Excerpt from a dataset

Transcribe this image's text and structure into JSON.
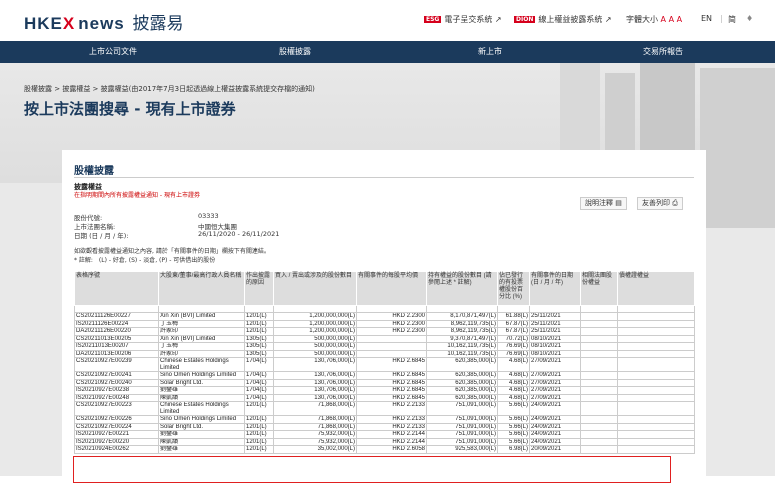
{
  "header": {
    "logo_hkex": "HKE",
    "logo_x": "X",
    "logo_news": "news",
    "logo_zh": "披露易",
    "esg_tag": "ESG",
    "esg_label": "電子呈交系統",
    "dion_tag": "DION",
    "dion_label": "線上權益披露系統",
    "font_label": "字體大小",
    "font_sizes": "A A A",
    "lang_en": "EN",
    "lang_sc": "简"
  },
  "nav": {
    "items": [
      "上市公司文件",
      "股權披露",
      "新上市",
      "交易所報告"
    ]
  },
  "breadcrumb": "股權披露 > 披露權益 > 披露權益(由2017年7月3日起透過線上權益披露系統提交存檔的通知)",
  "page_title": "按上市法團搜尋 - 現有上市證券",
  "card": {
    "title": "股權披露",
    "sub1": "披露權益",
    "sub2": "在指明期間內所有披露權益通知 - 現有上市證券",
    "btn_notes": "說明注釋",
    "btn_print": "友善列印",
    "info": [
      {
        "label": "股份代號:",
        "value": "03333"
      },
      {
        "label": "上市法團名稱:",
        "value": "中國恒大集團"
      },
      {
        "label": "日期 (日 / 月 / 年):",
        "value": "26/11/2020 - 26/11/2021"
      }
    ],
    "note1": "如欲觀看披露權益通知之內容, 請於「有關事件的日期」欄按下有關連結。",
    "note2": "* 註解:　(L) - 好倉, (S) - 淡倉, (P) - 可供借出的股份"
  },
  "table": {
    "headers": [
      "表格序號",
      "大股東/董事/最高行政人員名稱",
      "作出披露的原因",
      "買入 / 賣出或涉及的股份數目",
      "有關事件的每股平均價",
      "持有權益的股份數目 (請參閱上述 * 註解)",
      "佔已發行的有投票權股份百分比 (%)",
      "有關事件的日期 (日 / 月 / 年)",
      "相關法團股份權益",
      "債權證權益"
    ],
    "rows": [
      [
        "",
        "",
        " ",
        "",
        "",
        "",
        "",
        "",
        "",
        ""
      ],
      [
        "CS20211126E00227",
        "Xin Xin (BVI) Limited",
        "1201(L)",
        "1,200,000,000(L)",
        "HKD 2.2300",
        "8,170,871,497(L)",
        "61.88(L)",
        "25/11/2021",
        "",
        ""
      ],
      [
        "IS20211126E00224",
        "丁玉梅",
        "1201(L)",
        "1,200,000,000(L)",
        "HKD 2.2300",
        "8,962,119,735(L)",
        "67.87(L)",
        "25/11/2021",
        "",
        ""
      ],
      [
        "DA20211126E00220",
        "許家印",
        "1201(L)",
        "1,200,000,000(L)",
        "HKD 2.2300",
        "8,962,119,735(L)",
        "67.87(L)",
        "25/11/2021",
        "",
        ""
      ],
      [
        "CS20211013E00205",
        "Xin Xin (BVI) Limited",
        "1305(L)",
        "500,000,000(L)",
        "",
        "9,370,871,497(L)",
        "70.72(L)",
        "08/10/2021",
        "",
        ""
      ],
      [
        "IS20211013E00207",
        "丁玉梅",
        "1305(L)",
        "500,000,000(L)",
        "",
        "10,162,119,735(L)",
        "76.69(L)",
        "08/10/2021",
        "",
        ""
      ],
      [
        "DA20211013E00206",
        "許家印",
        "1305(L)",
        "500,000,000(L)",
        "",
        "10,162,119,735(L)",
        "76.69(L)",
        "08/10/2021",
        "",
        ""
      ],
      [
        "CS20210927E00239",
        "Chinese Estates Holdings Limited",
        "1704(L)",
        "130,706,000(L)",
        "HKD 2.6845",
        "620,385,000(L)",
        "4.68(L)",
        "27/09/2021",
        "",
        ""
      ],
      [
        "CS20210927E00241",
        "Sino Omen Holdings Limited",
        "1704(L)",
        "130,706,000(L)",
        "HKD 2.6845",
        "620,385,000(L)",
        "4.68(L)",
        "27/09/2021",
        "",
        ""
      ],
      [
        "CS20210927E00240",
        "Solar Bright Ltd.",
        "1704(L)",
        "130,706,000(L)",
        "HKD 2.6845",
        "620,385,000(L)",
        "4.68(L)",
        "27/09/2021",
        "",
        ""
      ],
      [
        "IS20210927E00238",
        "劉鑾雄",
        "1704(L)",
        "130,706,000(L)",
        "HKD 2.6845",
        "620,385,000(L)",
        "4.68(L)",
        "27/09/2021",
        "",
        ""
      ],
      [
        "IS20210927E00248",
        "陳凱韻",
        "1704(L)",
        "130,706,000(L)",
        "HKD 2.6845",
        "620,385,000(L)",
        "4.68(L)",
        "27/09/2021",
        "",
        ""
      ],
      [
        "CS20210927E00223",
        "Chinese Estates Holdings Limited",
        "1201(L)",
        "71,868,000(L)",
        "HKD 2.2133",
        "751,091,000(L)",
        "5.66(L)",
        "24/09/2021",
        "",
        ""
      ],
      [
        "CS20210927E00226",
        "Sino Omen Holdings Limited",
        "1201(L)",
        "71,868,000(L)",
        "HKD 2.2133",
        "751,091,000(L)",
        "5.66(L)",
        "24/09/2021",
        "",
        ""
      ],
      [
        "CS20210927E00224",
        "Solar Bright Ltd.",
        "1201(L)",
        "71,868,000(L)",
        "HKD 2.2133",
        "751,091,000(L)",
        "5.66(L)",
        "24/09/2021",
        "",
        ""
      ],
      [
        "IS20210927E00221",
        "劉鑾雄",
        "1201(L)",
        "75,932,000(L)",
        "HKD 2.2144",
        "751,091,000(L)",
        "5.66(L)",
        "24/09/2021",
        "",
        ""
      ],
      [
        "IS20210927E00220",
        "陳凱韻",
        "1201(L)",
        "75,932,000(L)",
        "HKD 2.2144",
        "751,091,000(L)",
        "5.66(L)",
        "24/09/2021",
        "",
        ""
      ],
      [
        "IS20210924E00262",
        "劉鑾雄",
        "1201(L)",
        "35,002,000(L)",
        "HKD 2.6058",
        "925,583,000(L)",
        "6.98(L)",
        "20/09/2021",
        "",
        ""
      ]
    ]
  }
}
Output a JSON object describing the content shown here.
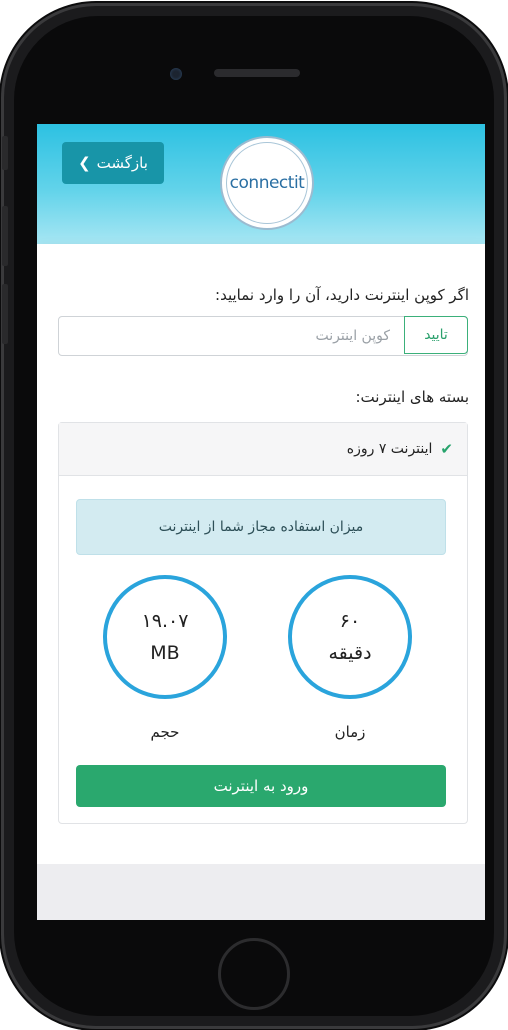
{
  "header": {
    "back_label": "بازگشت",
    "back_chevron": "‹",
    "logo_text": "connectit"
  },
  "coupon": {
    "label": "اگر کوپن اینترنت دارید، آن را وارد نمایید:",
    "placeholder": "کوپن اینترنت",
    "value": "",
    "confirm_label": "تایید"
  },
  "packages": {
    "label": "بسته های اینترنت:",
    "selected_package": {
      "check": "✔",
      "name": "اینترنت ۷ روزه",
      "usage_title": "میزان استفاده مجاز شما از اینترنت",
      "volume": {
        "value": "۱۹.۰۷",
        "unit": "MB",
        "label": "حجم"
      },
      "time": {
        "value": "۶۰",
        "unit": "دقیقه",
        "label": "زمان"
      },
      "login_label": "ورود به اینترنت"
    }
  },
  "colors": {
    "header_accent": "#2dc1e2",
    "back_button": "#1895a8",
    "confirm_green": "#2aa06c",
    "circle_blue": "#2aa4dc",
    "login_button": "#2aa86e",
    "usage_box": "#d3ebf1"
  }
}
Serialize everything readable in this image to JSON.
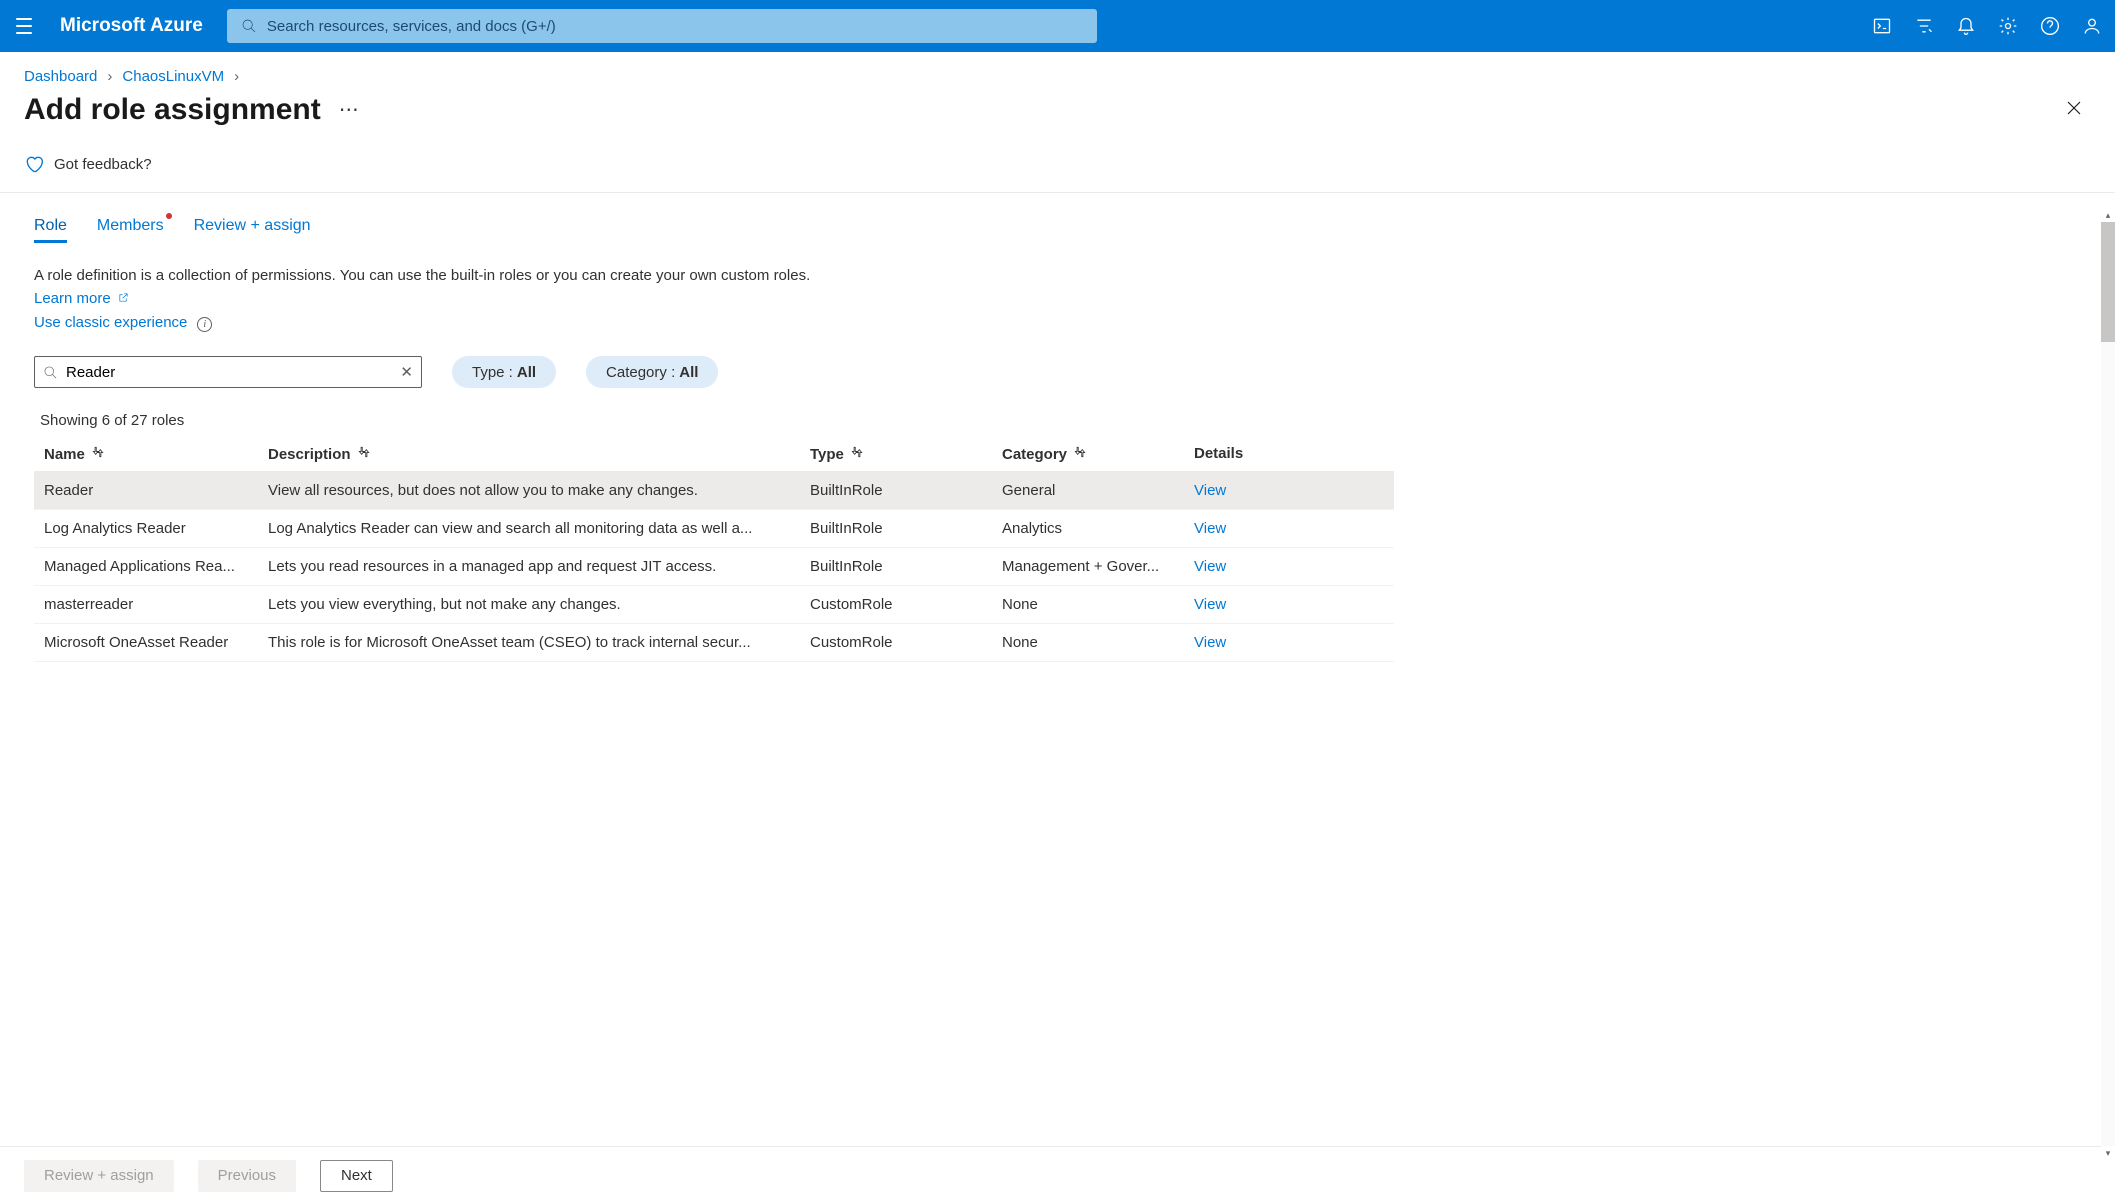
{
  "brand": "Microsoft Azure",
  "search": {
    "placeholder": "Search resources, services, and docs (G+/)"
  },
  "breadcrumb": {
    "items": [
      "Dashboard",
      "ChaosLinuxVM"
    ]
  },
  "page": {
    "title": "Add role assignment",
    "feedback": "Got feedback?"
  },
  "tabs": {
    "items": [
      "Role",
      "Members",
      "Review + assign"
    ],
    "active": 0,
    "dot_index": 1
  },
  "description": {
    "text": "A role definition is a collection of permissions. You can use the built-in roles or you can create your own custom roles. ",
    "learn_more": "Learn more",
    "classic": "Use classic experience"
  },
  "filter": {
    "search_value": "Reader",
    "pills": [
      {
        "label": "Type : ",
        "value": "All"
      },
      {
        "label": "Category : ",
        "value": "All"
      }
    ]
  },
  "result_count": "Showing 6 of 27 roles",
  "columns": [
    "Name",
    "Description",
    "Type",
    "Category",
    "Details"
  ],
  "rows": [
    {
      "name": "Reader",
      "description": "View all resources, but does not allow you to make any changes.",
      "type": "BuiltInRole",
      "category": "General",
      "selected": true
    },
    {
      "name": "Log Analytics Reader",
      "description": "Log Analytics Reader can view and search all monitoring data as well a...",
      "type": "BuiltInRole",
      "category": "Analytics",
      "selected": false
    },
    {
      "name": "Managed Applications Rea...",
      "description": "Lets you read resources in a managed app and request JIT access.",
      "type": "BuiltInRole",
      "category": "Management + Gover...",
      "selected": false
    },
    {
      "name": "masterreader",
      "description": "Lets you view everything, but not make any changes.",
      "type": "CustomRole",
      "category": "None",
      "selected": false
    },
    {
      "name": "Microsoft OneAsset Reader",
      "description": "This role is for Microsoft OneAsset team (CSEO) to track internal secur...",
      "type": "CustomRole",
      "category": "None",
      "selected": false
    }
  ],
  "view_label": "View",
  "footer": {
    "review": "Review + assign",
    "previous": "Previous",
    "next": "Next"
  }
}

Given task: Copy out every line of the listing that includes the string "image".

Task response:
Transcribe this image's text and structure into JSON.
Serialize everything readable in this image to JSON.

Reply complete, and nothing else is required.